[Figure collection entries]
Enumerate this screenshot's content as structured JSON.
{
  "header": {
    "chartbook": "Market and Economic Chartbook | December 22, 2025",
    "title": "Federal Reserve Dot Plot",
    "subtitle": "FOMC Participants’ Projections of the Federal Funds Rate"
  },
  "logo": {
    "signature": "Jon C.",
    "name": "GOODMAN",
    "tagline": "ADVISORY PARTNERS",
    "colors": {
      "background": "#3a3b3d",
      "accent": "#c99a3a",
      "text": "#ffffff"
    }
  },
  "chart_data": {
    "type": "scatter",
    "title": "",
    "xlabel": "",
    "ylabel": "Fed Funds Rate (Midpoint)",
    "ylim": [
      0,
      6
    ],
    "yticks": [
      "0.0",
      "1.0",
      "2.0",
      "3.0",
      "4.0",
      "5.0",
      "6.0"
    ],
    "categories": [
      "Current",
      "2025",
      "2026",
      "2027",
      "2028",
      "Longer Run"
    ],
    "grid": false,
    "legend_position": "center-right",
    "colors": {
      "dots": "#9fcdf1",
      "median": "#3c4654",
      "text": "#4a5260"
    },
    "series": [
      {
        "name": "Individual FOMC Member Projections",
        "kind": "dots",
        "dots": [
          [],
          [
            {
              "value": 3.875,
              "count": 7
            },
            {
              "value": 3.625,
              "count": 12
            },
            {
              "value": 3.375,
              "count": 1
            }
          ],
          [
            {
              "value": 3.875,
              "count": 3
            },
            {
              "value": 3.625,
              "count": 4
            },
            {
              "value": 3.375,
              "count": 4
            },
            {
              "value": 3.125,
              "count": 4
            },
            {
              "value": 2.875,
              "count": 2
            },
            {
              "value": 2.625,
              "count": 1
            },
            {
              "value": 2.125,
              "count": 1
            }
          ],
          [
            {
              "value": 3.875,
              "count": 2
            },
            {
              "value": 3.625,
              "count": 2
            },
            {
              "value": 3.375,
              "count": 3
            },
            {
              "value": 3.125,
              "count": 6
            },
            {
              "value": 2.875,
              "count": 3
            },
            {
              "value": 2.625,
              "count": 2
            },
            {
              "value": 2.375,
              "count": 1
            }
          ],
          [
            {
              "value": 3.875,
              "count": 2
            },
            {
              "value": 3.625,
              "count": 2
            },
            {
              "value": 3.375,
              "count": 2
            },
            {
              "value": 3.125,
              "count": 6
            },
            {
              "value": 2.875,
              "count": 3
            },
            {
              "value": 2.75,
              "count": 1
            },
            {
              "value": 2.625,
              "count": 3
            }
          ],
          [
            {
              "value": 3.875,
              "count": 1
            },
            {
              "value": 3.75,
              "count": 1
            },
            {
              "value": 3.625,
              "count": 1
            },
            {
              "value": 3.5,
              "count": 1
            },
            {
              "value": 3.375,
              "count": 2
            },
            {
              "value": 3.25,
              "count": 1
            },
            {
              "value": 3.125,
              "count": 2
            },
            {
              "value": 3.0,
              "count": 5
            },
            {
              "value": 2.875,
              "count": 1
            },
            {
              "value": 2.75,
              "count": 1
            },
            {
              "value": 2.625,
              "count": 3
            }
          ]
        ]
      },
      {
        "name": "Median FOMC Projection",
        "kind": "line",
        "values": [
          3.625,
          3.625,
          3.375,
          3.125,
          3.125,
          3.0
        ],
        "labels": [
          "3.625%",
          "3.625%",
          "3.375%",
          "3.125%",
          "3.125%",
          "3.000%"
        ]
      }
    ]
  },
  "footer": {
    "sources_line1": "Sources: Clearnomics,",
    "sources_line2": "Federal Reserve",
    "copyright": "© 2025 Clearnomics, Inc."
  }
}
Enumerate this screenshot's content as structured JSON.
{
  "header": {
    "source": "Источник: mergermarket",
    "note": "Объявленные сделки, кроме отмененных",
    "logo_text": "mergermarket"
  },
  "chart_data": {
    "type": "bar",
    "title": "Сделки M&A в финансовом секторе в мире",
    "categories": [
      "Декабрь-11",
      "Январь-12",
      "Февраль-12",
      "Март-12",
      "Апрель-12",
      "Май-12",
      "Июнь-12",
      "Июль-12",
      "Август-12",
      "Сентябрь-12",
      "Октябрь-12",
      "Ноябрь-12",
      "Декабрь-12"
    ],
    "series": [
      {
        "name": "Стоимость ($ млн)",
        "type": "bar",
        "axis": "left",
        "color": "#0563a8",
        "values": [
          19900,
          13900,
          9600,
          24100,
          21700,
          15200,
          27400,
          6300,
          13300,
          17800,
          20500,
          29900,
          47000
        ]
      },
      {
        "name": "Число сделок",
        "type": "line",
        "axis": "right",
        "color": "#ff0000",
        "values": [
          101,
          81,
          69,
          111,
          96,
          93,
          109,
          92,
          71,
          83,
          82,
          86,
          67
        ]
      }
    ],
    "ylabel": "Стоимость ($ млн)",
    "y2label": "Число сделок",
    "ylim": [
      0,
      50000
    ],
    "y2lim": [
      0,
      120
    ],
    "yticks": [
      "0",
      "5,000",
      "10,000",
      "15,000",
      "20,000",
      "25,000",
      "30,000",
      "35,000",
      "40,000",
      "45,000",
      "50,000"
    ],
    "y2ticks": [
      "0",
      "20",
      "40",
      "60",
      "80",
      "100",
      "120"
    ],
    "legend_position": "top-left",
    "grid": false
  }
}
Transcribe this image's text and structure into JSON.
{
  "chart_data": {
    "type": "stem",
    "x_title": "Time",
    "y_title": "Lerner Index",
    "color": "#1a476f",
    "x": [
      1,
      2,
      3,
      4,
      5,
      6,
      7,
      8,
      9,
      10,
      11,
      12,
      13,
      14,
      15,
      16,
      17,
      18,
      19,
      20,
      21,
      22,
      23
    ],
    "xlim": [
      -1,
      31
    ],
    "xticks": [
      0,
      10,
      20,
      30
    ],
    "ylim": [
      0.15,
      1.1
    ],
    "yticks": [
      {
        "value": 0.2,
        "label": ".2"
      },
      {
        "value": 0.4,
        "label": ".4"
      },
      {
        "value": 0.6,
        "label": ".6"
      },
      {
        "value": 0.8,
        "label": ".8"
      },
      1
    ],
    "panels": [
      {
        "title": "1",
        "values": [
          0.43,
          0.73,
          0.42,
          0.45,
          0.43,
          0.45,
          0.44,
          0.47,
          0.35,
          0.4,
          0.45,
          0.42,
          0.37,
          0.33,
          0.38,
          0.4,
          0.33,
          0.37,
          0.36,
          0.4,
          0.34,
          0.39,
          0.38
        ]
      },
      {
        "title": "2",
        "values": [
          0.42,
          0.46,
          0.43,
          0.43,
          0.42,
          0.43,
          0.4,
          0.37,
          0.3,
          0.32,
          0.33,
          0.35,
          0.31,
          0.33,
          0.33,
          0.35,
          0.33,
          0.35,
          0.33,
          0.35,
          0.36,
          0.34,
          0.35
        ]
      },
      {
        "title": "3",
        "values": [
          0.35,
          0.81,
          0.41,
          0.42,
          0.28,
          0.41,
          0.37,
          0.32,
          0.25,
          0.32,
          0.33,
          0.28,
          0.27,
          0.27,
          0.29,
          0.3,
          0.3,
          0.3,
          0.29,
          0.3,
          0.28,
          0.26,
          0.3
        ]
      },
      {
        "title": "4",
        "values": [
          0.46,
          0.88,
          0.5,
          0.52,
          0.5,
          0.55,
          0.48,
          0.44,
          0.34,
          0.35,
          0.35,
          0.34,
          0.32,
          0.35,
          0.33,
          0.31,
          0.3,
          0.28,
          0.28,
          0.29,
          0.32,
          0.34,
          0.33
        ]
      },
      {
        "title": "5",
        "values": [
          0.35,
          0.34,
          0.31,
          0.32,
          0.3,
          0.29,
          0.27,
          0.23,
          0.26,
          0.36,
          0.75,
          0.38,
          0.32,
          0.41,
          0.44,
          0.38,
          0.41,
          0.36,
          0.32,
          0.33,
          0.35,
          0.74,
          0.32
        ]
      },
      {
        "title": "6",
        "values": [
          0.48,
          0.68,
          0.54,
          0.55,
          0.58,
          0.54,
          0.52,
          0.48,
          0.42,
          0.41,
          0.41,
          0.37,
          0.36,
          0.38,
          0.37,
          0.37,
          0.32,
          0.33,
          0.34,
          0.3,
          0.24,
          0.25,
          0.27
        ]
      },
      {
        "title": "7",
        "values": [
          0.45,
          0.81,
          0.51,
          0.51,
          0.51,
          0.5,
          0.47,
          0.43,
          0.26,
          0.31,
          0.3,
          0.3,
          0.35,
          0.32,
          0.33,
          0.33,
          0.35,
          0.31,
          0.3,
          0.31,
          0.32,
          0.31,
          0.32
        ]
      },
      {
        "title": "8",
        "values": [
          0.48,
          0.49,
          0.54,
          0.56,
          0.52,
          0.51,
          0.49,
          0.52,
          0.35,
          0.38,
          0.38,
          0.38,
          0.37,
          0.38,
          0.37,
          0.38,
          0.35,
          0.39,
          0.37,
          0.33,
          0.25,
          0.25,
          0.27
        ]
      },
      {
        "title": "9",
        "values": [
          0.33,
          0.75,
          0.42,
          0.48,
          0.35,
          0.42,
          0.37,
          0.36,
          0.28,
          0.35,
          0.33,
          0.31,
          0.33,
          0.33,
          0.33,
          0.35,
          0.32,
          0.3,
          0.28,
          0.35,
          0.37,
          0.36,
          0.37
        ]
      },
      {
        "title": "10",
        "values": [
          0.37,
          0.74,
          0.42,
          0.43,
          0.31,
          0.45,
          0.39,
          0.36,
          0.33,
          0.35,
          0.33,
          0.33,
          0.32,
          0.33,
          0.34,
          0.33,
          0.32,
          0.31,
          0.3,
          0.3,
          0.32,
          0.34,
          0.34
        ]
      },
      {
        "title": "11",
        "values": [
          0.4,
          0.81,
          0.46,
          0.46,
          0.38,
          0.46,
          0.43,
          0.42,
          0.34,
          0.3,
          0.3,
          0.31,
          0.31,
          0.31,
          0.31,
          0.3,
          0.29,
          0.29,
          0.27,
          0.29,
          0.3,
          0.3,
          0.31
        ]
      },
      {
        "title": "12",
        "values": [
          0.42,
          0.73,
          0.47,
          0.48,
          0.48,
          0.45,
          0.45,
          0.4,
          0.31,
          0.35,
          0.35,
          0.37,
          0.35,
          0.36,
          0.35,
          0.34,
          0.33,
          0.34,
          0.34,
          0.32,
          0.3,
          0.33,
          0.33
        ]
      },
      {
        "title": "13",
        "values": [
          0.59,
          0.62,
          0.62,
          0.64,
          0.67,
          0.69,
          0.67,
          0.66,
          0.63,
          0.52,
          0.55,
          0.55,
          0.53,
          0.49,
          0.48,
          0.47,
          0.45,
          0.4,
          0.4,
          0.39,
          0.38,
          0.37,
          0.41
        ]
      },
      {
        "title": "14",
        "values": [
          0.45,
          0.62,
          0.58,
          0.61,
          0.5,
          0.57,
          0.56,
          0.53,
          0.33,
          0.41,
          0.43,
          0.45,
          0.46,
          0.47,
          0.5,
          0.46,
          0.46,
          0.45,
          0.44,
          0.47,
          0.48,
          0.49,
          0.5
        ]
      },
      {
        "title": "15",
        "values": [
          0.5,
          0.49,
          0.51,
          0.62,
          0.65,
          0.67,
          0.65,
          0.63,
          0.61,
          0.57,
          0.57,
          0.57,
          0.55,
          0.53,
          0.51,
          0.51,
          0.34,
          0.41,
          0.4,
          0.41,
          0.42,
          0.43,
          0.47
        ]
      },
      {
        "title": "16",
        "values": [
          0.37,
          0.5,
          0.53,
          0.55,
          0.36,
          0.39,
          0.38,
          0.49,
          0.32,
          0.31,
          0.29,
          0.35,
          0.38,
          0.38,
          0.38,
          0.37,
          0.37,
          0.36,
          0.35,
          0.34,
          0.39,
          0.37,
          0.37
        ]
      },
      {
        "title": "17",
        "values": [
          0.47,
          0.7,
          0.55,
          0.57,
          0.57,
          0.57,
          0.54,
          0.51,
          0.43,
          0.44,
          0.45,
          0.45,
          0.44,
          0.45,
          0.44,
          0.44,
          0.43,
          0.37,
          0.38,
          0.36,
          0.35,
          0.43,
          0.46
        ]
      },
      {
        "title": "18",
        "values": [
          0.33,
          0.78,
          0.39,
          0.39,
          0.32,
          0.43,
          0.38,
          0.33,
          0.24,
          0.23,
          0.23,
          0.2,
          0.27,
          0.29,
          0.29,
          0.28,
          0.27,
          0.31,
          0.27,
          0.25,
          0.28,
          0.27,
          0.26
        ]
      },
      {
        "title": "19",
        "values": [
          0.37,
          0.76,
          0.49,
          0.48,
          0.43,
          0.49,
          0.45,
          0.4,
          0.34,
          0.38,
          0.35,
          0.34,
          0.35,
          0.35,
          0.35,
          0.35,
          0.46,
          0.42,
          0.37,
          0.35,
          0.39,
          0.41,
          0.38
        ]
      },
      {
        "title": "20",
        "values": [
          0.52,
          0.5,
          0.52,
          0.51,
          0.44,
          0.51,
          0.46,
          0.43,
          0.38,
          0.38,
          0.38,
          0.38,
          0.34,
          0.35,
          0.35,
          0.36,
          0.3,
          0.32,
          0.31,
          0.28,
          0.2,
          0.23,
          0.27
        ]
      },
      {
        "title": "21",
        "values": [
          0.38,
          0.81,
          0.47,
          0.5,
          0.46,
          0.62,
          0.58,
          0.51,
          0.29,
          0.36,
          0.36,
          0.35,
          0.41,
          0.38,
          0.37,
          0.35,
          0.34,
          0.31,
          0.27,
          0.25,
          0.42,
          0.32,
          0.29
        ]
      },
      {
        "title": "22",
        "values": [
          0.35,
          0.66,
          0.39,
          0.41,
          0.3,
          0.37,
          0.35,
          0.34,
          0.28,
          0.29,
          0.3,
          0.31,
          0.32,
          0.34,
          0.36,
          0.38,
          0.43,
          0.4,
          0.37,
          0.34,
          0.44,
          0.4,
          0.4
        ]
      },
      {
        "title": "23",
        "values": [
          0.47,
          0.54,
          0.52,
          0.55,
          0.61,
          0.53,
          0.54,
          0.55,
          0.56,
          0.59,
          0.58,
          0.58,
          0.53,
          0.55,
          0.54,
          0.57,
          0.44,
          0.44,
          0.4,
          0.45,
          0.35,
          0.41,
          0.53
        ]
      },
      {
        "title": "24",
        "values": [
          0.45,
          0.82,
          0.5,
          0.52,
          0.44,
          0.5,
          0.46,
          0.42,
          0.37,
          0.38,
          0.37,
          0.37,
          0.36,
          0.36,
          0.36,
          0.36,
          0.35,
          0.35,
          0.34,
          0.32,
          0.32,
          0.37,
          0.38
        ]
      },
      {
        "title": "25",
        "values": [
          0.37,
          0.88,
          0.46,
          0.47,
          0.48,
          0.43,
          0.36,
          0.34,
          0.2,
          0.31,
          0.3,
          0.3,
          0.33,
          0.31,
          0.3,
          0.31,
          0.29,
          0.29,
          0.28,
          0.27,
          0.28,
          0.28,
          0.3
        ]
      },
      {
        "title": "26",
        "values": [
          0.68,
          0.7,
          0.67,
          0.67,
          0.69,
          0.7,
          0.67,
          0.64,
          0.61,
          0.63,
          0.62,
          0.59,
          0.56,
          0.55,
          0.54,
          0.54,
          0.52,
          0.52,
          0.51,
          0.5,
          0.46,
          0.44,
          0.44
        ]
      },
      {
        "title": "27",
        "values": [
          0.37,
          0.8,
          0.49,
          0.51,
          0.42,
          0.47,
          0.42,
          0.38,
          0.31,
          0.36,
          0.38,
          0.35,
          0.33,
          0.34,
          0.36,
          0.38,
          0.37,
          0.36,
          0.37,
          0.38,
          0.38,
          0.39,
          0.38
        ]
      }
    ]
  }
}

## Exercise
Return each line in the records that holds the string "сделок".

## Solution
        "name": "Число сделок",
    "y2label": "Число сделок",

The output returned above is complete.